-- start Task material --

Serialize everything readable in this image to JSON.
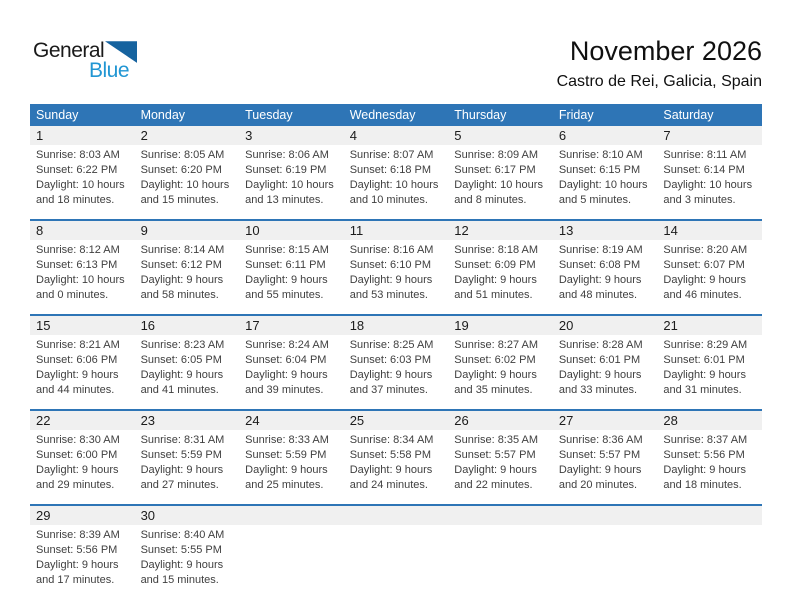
{
  "logo": {
    "general": "General",
    "blue": "Blue",
    "triangle_color": "#16639F",
    "blue_color": "#2196D3"
  },
  "header": {
    "title": "November 2026",
    "subtitle": "Castro de Rei, Galicia, Spain"
  },
  "colors": {
    "accent_blue": "#2E75B6",
    "band_gray": "#F0F0F0"
  },
  "weekdays": [
    "Sunday",
    "Monday",
    "Tuesday",
    "Wednesday",
    "Thursday",
    "Friday",
    "Saturday"
  ],
  "weeks": [
    [
      {
        "day": "1",
        "sunrise": "Sunrise: 8:03 AM",
        "sunset": "Sunset: 6:22 PM",
        "daylight": "Daylight: 10 hours and 18 minutes."
      },
      {
        "day": "2",
        "sunrise": "Sunrise: 8:05 AM",
        "sunset": "Sunset: 6:20 PM",
        "daylight": "Daylight: 10 hours and 15 minutes."
      },
      {
        "day": "3",
        "sunrise": "Sunrise: 8:06 AM",
        "sunset": "Sunset: 6:19 PM",
        "daylight": "Daylight: 10 hours and 13 minutes."
      },
      {
        "day": "4",
        "sunrise": "Sunrise: 8:07 AM",
        "sunset": "Sunset: 6:18 PM",
        "daylight": "Daylight: 10 hours and 10 minutes."
      },
      {
        "day": "5",
        "sunrise": "Sunrise: 8:09 AM",
        "sunset": "Sunset: 6:17 PM",
        "daylight": "Daylight: 10 hours and 8 minutes."
      },
      {
        "day": "6",
        "sunrise": "Sunrise: 8:10 AM",
        "sunset": "Sunset: 6:15 PM",
        "daylight": "Daylight: 10 hours and 5 minutes."
      },
      {
        "day": "7",
        "sunrise": "Sunrise: 8:11 AM",
        "sunset": "Sunset: 6:14 PM",
        "daylight": "Daylight: 10 hours and 3 minutes."
      }
    ],
    [
      {
        "day": "8",
        "sunrise": "Sunrise: 8:12 AM",
        "sunset": "Sunset: 6:13 PM",
        "daylight": "Daylight: 10 hours and 0 minutes."
      },
      {
        "day": "9",
        "sunrise": "Sunrise: 8:14 AM",
        "sunset": "Sunset: 6:12 PM",
        "daylight": "Daylight: 9 hours and 58 minutes."
      },
      {
        "day": "10",
        "sunrise": "Sunrise: 8:15 AM",
        "sunset": "Sunset: 6:11 PM",
        "daylight": "Daylight: 9 hours and 55 minutes."
      },
      {
        "day": "11",
        "sunrise": "Sunrise: 8:16 AM",
        "sunset": "Sunset: 6:10 PM",
        "daylight": "Daylight: 9 hours and 53 minutes."
      },
      {
        "day": "12",
        "sunrise": "Sunrise: 8:18 AM",
        "sunset": "Sunset: 6:09 PM",
        "daylight": "Daylight: 9 hours and 51 minutes."
      },
      {
        "day": "13",
        "sunrise": "Sunrise: 8:19 AM",
        "sunset": "Sunset: 6:08 PM",
        "daylight": "Daylight: 9 hours and 48 minutes."
      },
      {
        "day": "14",
        "sunrise": "Sunrise: 8:20 AM",
        "sunset": "Sunset: 6:07 PM",
        "daylight": "Daylight: 9 hours and 46 minutes."
      }
    ],
    [
      {
        "day": "15",
        "sunrise": "Sunrise: 8:21 AM",
        "sunset": "Sunset: 6:06 PM",
        "daylight": "Daylight: 9 hours and 44 minutes."
      },
      {
        "day": "16",
        "sunrise": "Sunrise: 8:23 AM",
        "sunset": "Sunset: 6:05 PM",
        "daylight": "Daylight: 9 hours and 41 minutes."
      },
      {
        "day": "17",
        "sunrise": "Sunrise: 8:24 AM",
        "sunset": "Sunset: 6:04 PM",
        "daylight": "Daylight: 9 hours and 39 minutes."
      },
      {
        "day": "18",
        "sunrise": "Sunrise: 8:25 AM",
        "sunset": "Sunset: 6:03 PM",
        "daylight": "Daylight: 9 hours and 37 minutes."
      },
      {
        "day": "19",
        "sunrise": "Sunrise: 8:27 AM",
        "sunset": "Sunset: 6:02 PM",
        "daylight": "Daylight: 9 hours and 35 minutes."
      },
      {
        "day": "20",
        "sunrise": "Sunrise: 8:28 AM",
        "sunset": "Sunset: 6:01 PM",
        "daylight": "Daylight: 9 hours and 33 minutes."
      },
      {
        "day": "21",
        "sunrise": "Sunrise: 8:29 AM",
        "sunset": "Sunset: 6:01 PM",
        "daylight": "Daylight: 9 hours and 31 minutes."
      }
    ],
    [
      {
        "day": "22",
        "sunrise": "Sunrise: 8:30 AM",
        "sunset": "Sunset: 6:00 PM",
        "daylight": "Daylight: 9 hours and 29 minutes."
      },
      {
        "day": "23",
        "sunrise": "Sunrise: 8:31 AM",
        "sunset": "Sunset: 5:59 PM",
        "daylight": "Daylight: 9 hours and 27 minutes."
      },
      {
        "day": "24",
        "sunrise": "Sunrise: 8:33 AM",
        "sunset": "Sunset: 5:59 PM",
        "daylight": "Daylight: 9 hours and 25 minutes."
      },
      {
        "day": "25",
        "sunrise": "Sunrise: 8:34 AM",
        "sunset": "Sunset: 5:58 PM",
        "daylight": "Daylight: 9 hours and 24 minutes."
      },
      {
        "day": "26",
        "sunrise": "Sunrise: 8:35 AM",
        "sunset": "Sunset: 5:57 PM",
        "daylight": "Daylight: 9 hours and 22 minutes."
      },
      {
        "day": "27",
        "sunrise": "Sunrise: 8:36 AM",
        "sunset": "Sunset: 5:57 PM",
        "daylight": "Daylight: 9 hours and 20 minutes."
      },
      {
        "day": "28",
        "sunrise": "Sunrise: 8:37 AM",
        "sunset": "Sunset: 5:56 PM",
        "daylight": "Daylight: 9 hours and 18 minutes."
      }
    ],
    [
      {
        "day": "29",
        "sunrise": "Sunrise: 8:39 AM",
        "sunset": "Sunset: 5:56 PM",
        "daylight": "Daylight: 9 hours and 17 minutes."
      },
      {
        "day": "30",
        "sunrise": "Sunrise: 8:40 AM",
        "sunset": "Sunset: 5:55 PM",
        "daylight": "Daylight: 9 hours and 15 minutes."
      },
      null,
      null,
      null,
      null,
      null
    ]
  ]
}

-- end Task material --

* **To do**:
Keep the pictures out and write out the records exactly.

* **The reply**:
Serialize everything readable in this image to JSON.
{
  "logo": {
    "general": "General",
    "blue": "Blue",
    "triangle_color": "#16639F",
    "blue_color": "#2196D3"
  },
  "header": {
    "title": "November 2026",
    "subtitle": "Castro de Rei, Galicia, Spain"
  },
  "colors": {
    "accent_blue": "#2E75B6",
    "band_gray": "#F0F0F0"
  },
  "weekdays": [
    "Sunday",
    "Monday",
    "Tuesday",
    "Wednesday",
    "Thursday",
    "Friday",
    "Saturday"
  ],
  "weeks": [
    [
      {
        "day": "1",
        "sunrise": "Sunrise: 8:03 AM",
        "sunset": "Sunset: 6:22 PM",
        "daylight": "Daylight: 10 hours and 18 minutes."
      },
      {
        "day": "2",
        "sunrise": "Sunrise: 8:05 AM",
        "sunset": "Sunset: 6:20 PM",
        "daylight": "Daylight: 10 hours and 15 minutes."
      },
      {
        "day": "3",
        "sunrise": "Sunrise: 8:06 AM",
        "sunset": "Sunset: 6:19 PM",
        "daylight": "Daylight: 10 hours and 13 minutes."
      },
      {
        "day": "4",
        "sunrise": "Sunrise: 8:07 AM",
        "sunset": "Sunset: 6:18 PM",
        "daylight": "Daylight: 10 hours and 10 minutes."
      },
      {
        "day": "5",
        "sunrise": "Sunrise: 8:09 AM",
        "sunset": "Sunset: 6:17 PM",
        "daylight": "Daylight: 10 hours and 8 minutes."
      },
      {
        "day": "6",
        "sunrise": "Sunrise: 8:10 AM",
        "sunset": "Sunset: 6:15 PM",
        "daylight": "Daylight: 10 hours and 5 minutes."
      },
      {
        "day": "7",
        "sunrise": "Sunrise: 8:11 AM",
        "sunset": "Sunset: 6:14 PM",
        "daylight": "Daylight: 10 hours and 3 minutes."
      }
    ],
    [
      {
        "day": "8",
        "sunrise": "Sunrise: 8:12 AM",
        "sunset": "Sunset: 6:13 PM",
        "daylight": "Daylight: 10 hours and 0 minutes."
      },
      {
        "day": "9",
        "sunrise": "Sunrise: 8:14 AM",
        "sunset": "Sunset: 6:12 PM",
        "daylight": "Daylight: 9 hours and 58 minutes."
      },
      {
        "day": "10",
        "sunrise": "Sunrise: 8:15 AM",
        "sunset": "Sunset: 6:11 PM",
        "daylight": "Daylight: 9 hours and 55 minutes."
      },
      {
        "day": "11",
        "sunrise": "Sunrise: 8:16 AM",
        "sunset": "Sunset: 6:10 PM",
        "daylight": "Daylight: 9 hours and 53 minutes."
      },
      {
        "day": "12",
        "sunrise": "Sunrise: 8:18 AM",
        "sunset": "Sunset: 6:09 PM",
        "daylight": "Daylight: 9 hours and 51 minutes."
      },
      {
        "day": "13",
        "sunrise": "Sunrise: 8:19 AM",
        "sunset": "Sunset: 6:08 PM",
        "daylight": "Daylight: 9 hours and 48 minutes."
      },
      {
        "day": "14",
        "sunrise": "Sunrise: 8:20 AM",
        "sunset": "Sunset: 6:07 PM",
        "daylight": "Daylight: 9 hours and 46 minutes."
      }
    ],
    [
      {
        "day": "15",
        "sunrise": "Sunrise: 8:21 AM",
        "sunset": "Sunset: 6:06 PM",
        "daylight": "Daylight: 9 hours and 44 minutes."
      },
      {
        "day": "16",
        "sunrise": "Sunrise: 8:23 AM",
        "sunset": "Sunset: 6:05 PM",
        "daylight": "Daylight: 9 hours and 41 minutes."
      },
      {
        "day": "17",
        "sunrise": "Sunrise: 8:24 AM",
        "sunset": "Sunset: 6:04 PM",
        "daylight": "Daylight: 9 hours and 39 minutes."
      },
      {
        "day": "18",
        "sunrise": "Sunrise: 8:25 AM",
        "sunset": "Sunset: 6:03 PM",
        "daylight": "Daylight: 9 hours and 37 minutes."
      },
      {
        "day": "19",
        "sunrise": "Sunrise: 8:27 AM",
        "sunset": "Sunset: 6:02 PM",
        "daylight": "Daylight: 9 hours and 35 minutes."
      },
      {
        "day": "20",
        "sunrise": "Sunrise: 8:28 AM",
        "sunset": "Sunset: 6:01 PM",
        "daylight": "Daylight: 9 hours and 33 minutes."
      },
      {
        "day": "21",
        "sunrise": "Sunrise: 8:29 AM",
        "sunset": "Sunset: 6:01 PM",
        "daylight": "Daylight: 9 hours and 31 minutes."
      }
    ],
    [
      {
        "day": "22",
        "sunrise": "Sunrise: 8:30 AM",
        "sunset": "Sunset: 6:00 PM",
        "daylight": "Daylight: 9 hours and 29 minutes."
      },
      {
        "day": "23",
        "sunrise": "Sunrise: 8:31 AM",
        "sunset": "Sunset: 5:59 PM",
        "daylight": "Daylight: 9 hours and 27 minutes."
      },
      {
        "day": "24",
        "sunrise": "Sunrise: 8:33 AM",
        "sunset": "Sunset: 5:59 PM",
        "daylight": "Daylight: 9 hours and 25 minutes."
      },
      {
        "day": "25",
        "sunrise": "Sunrise: 8:34 AM",
        "sunset": "Sunset: 5:58 PM",
        "daylight": "Daylight: 9 hours and 24 minutes."
      },
      {
        "day": "26",
        "sunrise": "Sunrise: 8:35 AM",
        "sunset": "Sunset: 5:57 PM",
        "daylight": "Daylight: 9 hours and 22 minutes."
      },
      {
        "day": "27",
        "sunrise": "Sunrise: 8:36 AM",
        "sunset": "Sunset: 5:57 PM",
        "daylight": "Daylight: 9 hours and 20 minutes."
      },
      {
        "day": "28",
        "sunrise": "Sunrise: 8:37 AM",
        "sunset": "Sunset: 5:56 PM",
        "daylight": "Daylight: 9 hours and 18 minutes."
      }
    ],
    [
      {
        "day": "29",
        "sunrise": "Sunrise: 8:39 AM",
        "sunset": "Sunset: 5:56 PM",
        "daylight": "Daylight: 9 hours and 17 minutes."
      },
      {
        "day": "30",
        "sunrise": "Sunrise: 8:40 AM",
        "sunset": "Sunset: 5:55 PM",
        "daylight": "Daylight: 9 hours and 15 minutes."
      },
      null,
      null,
      null,
      null,
      null
    ]
  ]
}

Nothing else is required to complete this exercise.